Provided passage:
★ ★ ★ ★ ★

If you choose to deal with an money changer BE CAREFUL - The number of stories we hear about people being cheated is shameful and the authorities are seemingly helpless to shut these despicable characters down or if they do another springs up to take its place. Nonetheless here are a couple of points worth remembering (see sidebar). First, the rate posted on the door usually is for amounts in notes of US $100. - lesser denominated notes (i.e. $20.00) will be given a less favorable rate. Next verify the exchange calculation (ask to use the calculator or - better yet - bring your own or use the calculator on your handphone ) and count your change before you leave the window.

Also, be prepared, if you are cashing travelers checks you will need to present your passport for identification. As well be aware that many money changers do not accept cash notes that have been even slightly defaced - or are in less than near mint condition. Last but not least if you see a posted rate that is 'too good to be true' it probably is and a good reason to steer clear (the official exchange rate is posted daily in all major newspapers).

Rupiahs come in paper and coins. Paper denominations are 1,000, 2,000, 5,000, 10,000, 20,000, 50,000 and 100,000; coin denominations are 25, 50, 100, 500, and 1,000. The Rp. 2,000 note is a new development, first being issued 10 July 2009. At some point the Rp.1,000 note will be discontinued with the Rp. 1,000 coin taking its place.

That said, just a word of caution; there are many styles (issues) of the same denomination in circulation and some different denominations have similar colours that together with all the "zeroes" (i.e. the current 100,000 and 10,000 notes) even we who live here sometimes become confused.

★ ★ ★ ★ ★

Source excerpt:
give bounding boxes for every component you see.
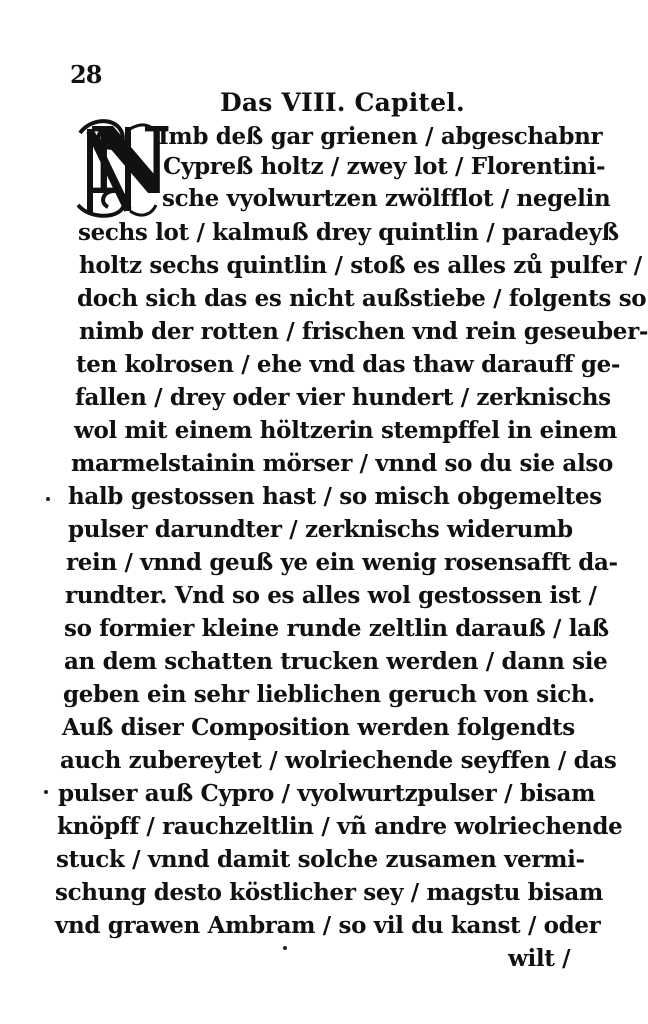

★ ★ ★ ★ ★

What is asked:
A – Retype the currency passage from "Rupiahs come in" up to and including "sometimes become confused.".
B – Using the currency passage, state whether each statement agrees with it, answering yes or no and quoting the deciding words: (i) A passport is needed to cash travelers checks. (ii) The Rp. 2,000 note was first issued in 2008. (iii) The rate posted on the door usually applies to $20 notes.

Solved problems:
A –
Rupiahs come in paper and coins. Paper denominations are 1,000, 2,000, 5,000, 10,000, 20,000, 50,000 and 100,000; coin denominations are 25, 50, 100, 500, and 1,000. The Rp. 2,000 note is a new development, first being issued 10 July 2009. At some point the Rp.1,000 note will be discontinued with the Rp. 1,000 coin taking its place.

That said, just a word of caution; there are many styles (issues) of the same denomination in circulation and some different denominations have similar colours that together with all the "zeroes" (i.e. the current 100,000 and 10,000 notes) even we who live here sometimes become confused.

B –
(i) Yes: "if you are cashing travelers checks you will need to present your passport for identification"
(ii) No: "first being issued 10 July 2009"
(iii) No: "the rate posted on the door usually is for amounts in notes of US $100"